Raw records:
-- begin --

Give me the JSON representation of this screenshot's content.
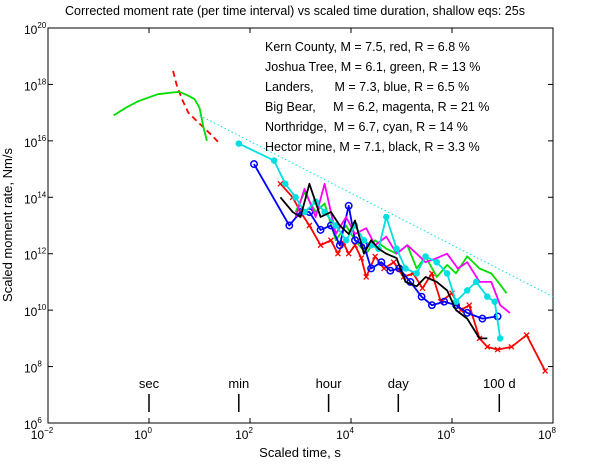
{
  "chart_data": {
    "type": "line",
    "title": "Corrected moment rate (per time interval) vs scaled time duration, shallow eqs: 25s",
    "xlabel": "Scaled time, s",
    "ylabel": "Scaled moment rate, Nm/s",
    "x_scale": "log",
    "y_scale": "log",
    "xlim": [
      0.01,
      100000000
    ],
    "ylim": [
      1000000,
      100000000000000000000
    ],
    "x_ticks": [
      {
        "value": 0.01,
        "base": "10",
        "exp": "−2"
      },
      {
        "value": 1,
        "base": "10",
        "exp": "0"
      },
      {
        "value": 100,
        "base": "10",
        "exp": "2"
      },
      {
        "value": 10000,
        "base": "10",
        "exp": "4"
      },
      {
        "value": 1000000,
        "base": "10",
        "exp": "6"
      },
      {
        "value": 100000000,
        "base": "10",
        "exp": "8"
      }
    ],
    "y_ticks": [
      {
        "value": 1000000,
        "base": "10",
        "exp": "6"
      },
      {
        "value": 100000000,
        "base": "10",
        "exp": "8"
      },
      {
        "value": 10000000000,
        "base": "10",
        "exp": "10"
      },
      {
        "value": 1000000000000,
        "base": "10",
        "exp": "12"
      },
      {
        "value": 100000000000000,
        "base": "10",
        "exp": "14"
      },
      {
        "value": 10000000000000000,
        "base": "10",
        "exp": "16"
      },
      {
        "value": 1000000000000000000,
        "base": "10",
        "exp": "18"
      },
      {
        "value": 100000000000000000000,
        "base": "10",
        "exp": "20"
      }
    ],
    "time_markers": [
      {
        "label": "sec",
        "x": 1
      },
      {
        "label": "min",
        "x": 60
      },
      {
        "label": "hour",
        "x": 3600
      },
      {
        "label": "day",
        "x": 86400
      },
      {
        "label": "100 d",
        "x": 8640000
      }
    ],
    "legend": [
      {
        "text": "Kern County, M = 7.5, red, R = 6.8 %"
      },
      {
        "text": "Joshua Tree, M = 6.1, green, R = 13 %"
      },
      {
        "text": "Landers,      M = 7.3, blue, R = 6.5 %"
      },
      {
        "text": "Big Bear,     M = 6.2, magenta, R = 21 %"
      },
      {
        "text": "Northridge,  M = 6.7, cyan, R = 14 %"
      },
      {
        "text": "Hector mine, M = 7.1, black, R = 3.3 %"
      }
    ],
    "grid": false,
    "series": [
      {
        "color": "#ff0000",
        "style": "solid",
        "marker": "x",
        "points": [
          [
            400,
            300000000000000.0
          ],
          [
            700,
            100000000000000.0
          ],
          [
            1000,
            30000000000000.0
          ],
          [
            1500,
            10000000000000.0
          ],
          [
            2500,
            2000000000000.0
          ],
          [
            4000,
            3000000000000.0
          ],
          [
            5500,
            1000000000000.0
          ],
          [
            7000,
            2500000000000.0
          ],
          [
            9000,
            1000000000000.0
          ],
          [
            12000,
            2000000000000.0
          ],
          [
            16000,
            700000000000.0
          ],
          [
            20000,
            150000000000.0
          ],
          [
            30000,
            800000000000.0
          ],
          [
            45000,
            300000000000.0
          ],
          [
            70000,
            500000000000.0
          ],
          [
            110000,
            150000000000.0
          ],
          [
            170000,
            200000000000.0
          ],
          [
            260000,
            60000000000.0
          ],
          [
            400000,
            200000000000.0
          ],
          [
            600000,
            20000000000.0
          ],
          [
            1000000,
            40000000000.0
          ],
          [
            1500000,
            10000000000.0
          ],
          [
            2200000,
            15000000000.0
          ],
          [
            3500000,
            1000000000.0
          ],
          [
            5000000,
            500000000.0
          ],
          [
            8000000,
            400000000.0
          ],
          [
            15000000,
            500000000.0
          ],
          [
            30000000,
            1300000000.0
          ],
          [
            70000000,
            70000000.0
          ]
        ]
      },
      {
        "color": "#ff0000",
        "style": "dashed",
        "marker": "none",
        "points": [
          [
            3,
            3e+18
          ],
          [
            3.5,
            1e+18
          ],
          [
            4.5,
            3e+17
          ],
          [
            6,
            1e+17
          ],
          [
            8,
            6e+16
          ],
          [
            12,
            3e+16
          ],
          [
            18,
            1.5e+16
          ],
          [
            25,
            8000000000000000.0
          ]
        ]
      },
      {
        "color": "#00dd00",
        "style": "solid",
        "marker": "none",
        "points": [
          [
            0.2,
            8e+16
          ],
          [
            0.35,
            1.5e+17
          ],
          [
            0.6,
            2.5e+17
          ],
          [
            1,
            3.5e+17
          ],
          [
            1.5,
            4.5e+17
          ],
          [
            2.5,
            5e+17
          ],
          [
            4,
            5.5e+17
          ],
          [
            6,
            4e+17
          ],
          [
            8,
            3e+17
          ],
          [
            10,
            1.5e+17
          ],
          [
            12,
            3e+16
          ],
          [
            14,
            1e+16
          ]
        ]
      },
      {
        "color": "#00dd00",
        "style": "solid",
        "marker": "none",
        "points": [
          [
            800,
            30000000000000.0
          ],
          [
            1200,
            150000000000000.0
          ],
          [
            2000,
            30000000000000.0
          ],
          [
            3000,
            60000000000000.0
          ],
          [
            5000,
            3000000000000.0
          ],
          [
            8000,
            10000000000000.0
          ],
          [
            12000,
            3000000000000.0
          ],
          [
            20000,
            1000000000000.0
          ],
          [
            30000,
            3000000000000.0
          ],
          [
            50000,
            1500000000000.0
          ],
          [
            80000,
            1000000000000.0
          ],
          [
            130000,
            2000000000000.0
          ],
          [
            200000,
            300000000000.0
          ],
          [
            300000,
            800000000000.0
          ],
          [
            500000,
            150000000000.0
          ],
          [
            800000,
            400000000000.0
          ],
          [
            1200000,
            200000000000.0
          ],
          [
            2000000,
            800000000000.0
          ],
          [
            3500000,
            300000000000.0
          ],
          [
            6000000,
            200000000000.0
          ],
          [
            9000000,
            80000000000.0
          ],
          [
            12000000,
            40000000000.0
          ]
        ]
      },
      {
        "color": "#0000ff",
        "style": "solid",
        "marker": "o",
        "points": [
          [
            120,
            1500000000000000.0
          ],
          [
            600,
            10000000000000.0
          ],
          [
            1000,
            30000000000000.0
          ],
          [
            1500,
            30000000000000.0
          ],
          [
            2500,
            7000000000000.0
          ],
          [
            4000,
            10000000000000.0
          ],
          [
            6000,
            2000000000000.0
          ],
          [
            9000,
            50000000000000.0
          ],
          [
            12000,
            3000000000000.0
          ],
          [
            18000,
            2000000000000.0
          ],
          [
            25000,
            300000000000.0
          ],
          [
            40000,
            500000000000.0
          ],
          [
            60000,
            250000000000.0
          ],
          [
            90000,
            300000000000.0
          ],
          [
            150000,
            100000000000.0
          ],
          [
            250000,
            30000000000.0
          ],
          [
            400000,
            15000000000.0
          ],
          [
            700000,
            20000000000.0
          ],
          [
            1200000,
            15000000000.0
          ],
          [
            2000000,
            8000000000.0
          ],
          [
            4000000,
            5000000000.0
          ],
          [
            8000000,
            6000000000.0
          ]
        ]
      },
      {
        "color": "#ff00ff",
        "style": "solid",
        "marker": "none",
        "points": [
          [
            800,
            20000000000000.0
          ],
          [
            1200,
            200000000000000.0
          ],
          [
            2000,
            20000000000000.0
          ],
          [
            3000,
            300000000000000.0
          ],
          [
            5000,
            5000000000000.0
          ],
          [
            8000,
            20000000000000.0
          ],
          [
            12000,
            5000000000000.0
          ],
          [
            20000,
            8000000000000.0
          ],
          [
            30000,
            2000000000000.0
          ],
          [
            50000,
            4000000000000.0
          ],
          [
            80000,
            1000000000000.0
          ],
          [
            130000,
            2000000000000.0
          ],
          [
            200000,
            1000000000000.0
          ],
          [
            300000,
            500000000000.0
          ],
          [
            500000,
            700000000000.0
          ],
          [
            800000,
            1000000000000.0
          ],
          [
            1300000,
            300000000000.0
          ],
          [
            2000000,
            500000000000.0
          ],
          [
            3500000,
            100000000000.0
          ],
          [
            6000000,
            100000000000.0
          ],
          [
            9000000,
            15000000000.0
          ],
          [
            14000000,
            8000000000.0
          ]
        ]
      },
      {
        "color": "#00e0e0",
        "style": "solid",
        "marker": "o",
        "points": [
          [
            60,
            8000000000000000.0
          ],
          [
            300,
            2000000000000000.0
          ],
          [
            500,
            300000000000000.0
          ],
          [
            800,
            100000000000000.0
          ],
          [
            1200,
            30000000000000.0
          ],
          [
            2000,
            70000000000000.0
          ],
          [
            3000,
            30000000000000.0
          ],
          [
            5000,
            10000000000000.0
          ],
          [
            8000,
            3000000000000.0
          ],
          [
            12000,
            10000000000000.0
          ],
          [
            18000,
            3000000000000.0
          ],
          [
            25000,
            2000000000000.0
          ],
          [
            35000,
            1500000000000.0
          ],
          [
            50000,
            20000000000000.0
          ],
          [
            80000,
            1500000000000.0
          ],
          [
            120000,
            300000000000.0
          ],
          [
            200000,
            200000000000.0
          ],
          [
            300000,
            800000000000.0
          ],
          [
            500000,
            500000000000.0
          ],
          [
            800000,
            200000000000.0
          ],
          [
            1200000,
            20000000000.0
          ],
          [
            2000000,
            50000000000.0
          ],
          [
            3000000,
            100000000000.0
          ],
          [
            5000000,
            30000000000.0
          ],
          [
            7000000,
            20000000000.0
          ],
          [
            9000000,
            1000000000.0
          ]
        ]
      },
      {
        "color": "#00e0e0",
        "style": "dotted",
        "marker": "none",
        "points": [
          [
            10,
            8e+16
          ],
          [
            100000000,
            30000000000.0
          ]
        ]
      },
      {
        "color": "#000000",
        "style": "solid",
        "marker": "none",
        "points": [
          [
            400,
            100000000000000.0
          ],
          [
            700,
            30000000000000.0
          ],
          [
            1000,
            20000000000000.0
          ],
          [
            1500,
            300000000000000.0
          ],
          [
            2500,
            20000000000000.0
          ],
          [
            4000,
            30000000000000.0
          ],
          [
            6000,
            10000000000000.0
          ],
          [
            9000,
            5000000000000.0
          ],
          [
            12000,
            15000000000000.0
          ],
          [
            18000,
            1000000000000.0
          ],
          [
            25000,
            3000000000000.0
          ],
          [
            35000,
            1500000000000.0
          ],
          [
            50000,
            1000000000000.0
          ],
          [
            80000,
            700000000000.0
          ],
          [
            120000,
            100000000000.0
          ],
          [
            200000,
            70000000000.0
          ],
          [
            300000,
            150000000000.0
          ],
          [
            500000,
            100000000000.0
          ],
          [
            800000,
            50000000000.0
          ],
          [
            1200000,
            10000000000.0
          ],
          [
            2000000,
            5000000000.0
          ],
          [
            3500000,
            1000000000.0
          ],
          [
            5000000,
            1000000000.0
          ]
        ]
      }
    ]
  }
}
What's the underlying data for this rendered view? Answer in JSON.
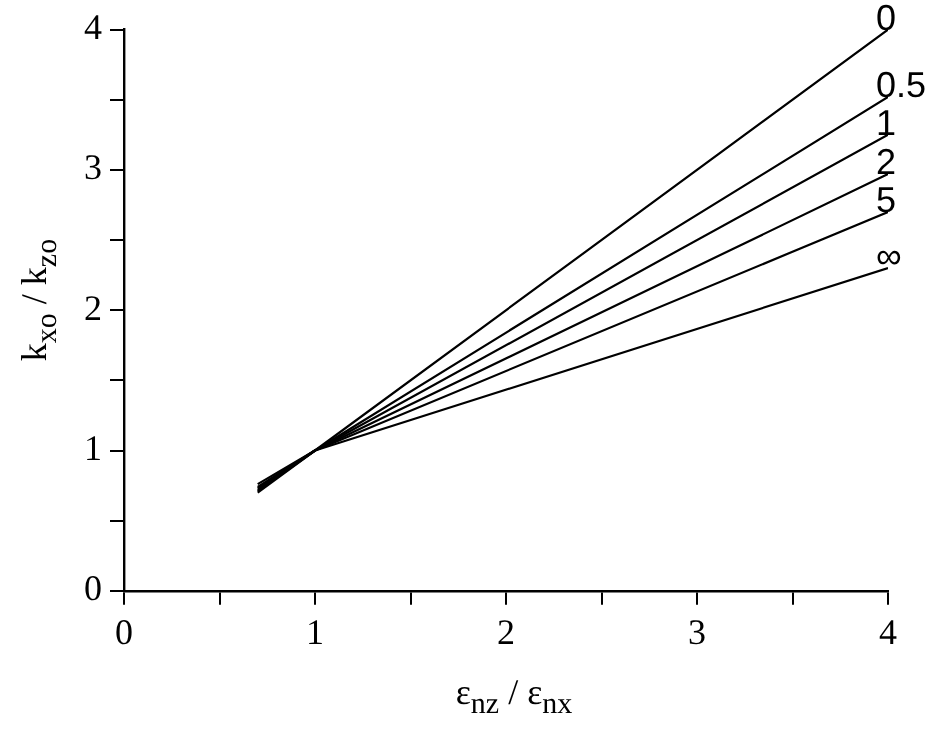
{
  "chart_data": {
    "type": "line",
    "xlabel": "ε$_{nz}$ / ε$_{nx}$",
    "ylabel": "k$_{xo}$ / k$_{zo}$",
    "xlim": [
      0,
      4
    ],
    "ylim": [
      0,
      4
    ],
    "xticks": [
      0,
      {
        "value": 0.5,
        "label": null
      },
      1,
      {
        "value": 1.5,
        "label": null
      },
      2,
      {
        "value": 2.5,
        "label": null
      },
      3,
      {
        "value": 3.5,
        "label": null
      },
      4
    ],
    "yticks": [
      0,
      {
        "value": 0.5,
        "label": null
      },
      1,
      {
        "value": 1.5,
        "label": null
      },
      2,
      {
        "value": 2.5,
        "label": null
      },
      3,
      {
        "value": 3.5,
        "label": null
      },
      4
    ],
    "grid": false,
    "legend": false,
    "marker": "none",
    "line_style": "solid",
    "series": [
      {
        "name": "0",
        "color": "#000000",
        "x": [
          0.7,
          1,
          4
        ],
        "values": [
          0.7,
          1,
          4.0
        ]
      },
      {
        "name": "0.5",
        "color": "#000000",
        "x": [
          0.7,
          1,
          4
        ],
        "values": [
          0.71,
          1,
          3.52
        ]
      },
      {
        "name": "1",
        "color": "#000000",
        "x": [
          0.7,
          1,
          4
        ],
        "values": [
          0.72,
          1,
          3.25
        ]
      },
      {
        "name": "2",
        "color": "#000000",
        "x": [
          0.7,
          1,
          4
        ],
        "values": [
          0.73,
          1,
          2.97
        ]
      },
      {
        "name": "5",
        "color": "#000000",
        "x": [
          0.7,
          1,
          4
        ],
        "values": [
          0.74,
          1,
          2.7
        ]
      },
      {
        "name": "∞",
        "color": "#000000",
        "x": [
          0.7,
          1,
          4
        ],
        "values": [
          0.76,
          1,
          2.3
        ]
      }
    ]
  }
}
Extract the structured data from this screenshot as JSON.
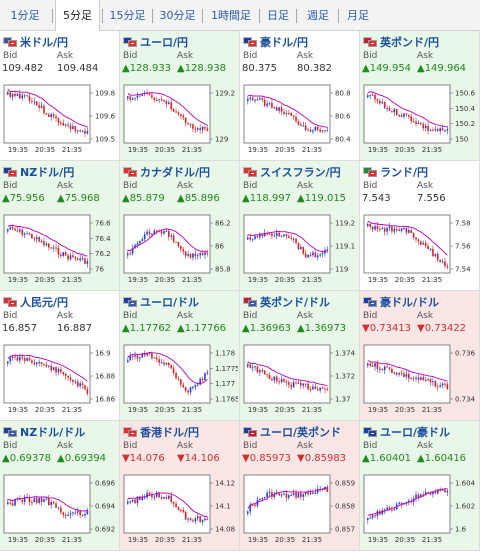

-- end --

Request >> Count the lines of the material that include the word "rate", then report only the total.

Answer to this exercise >> 2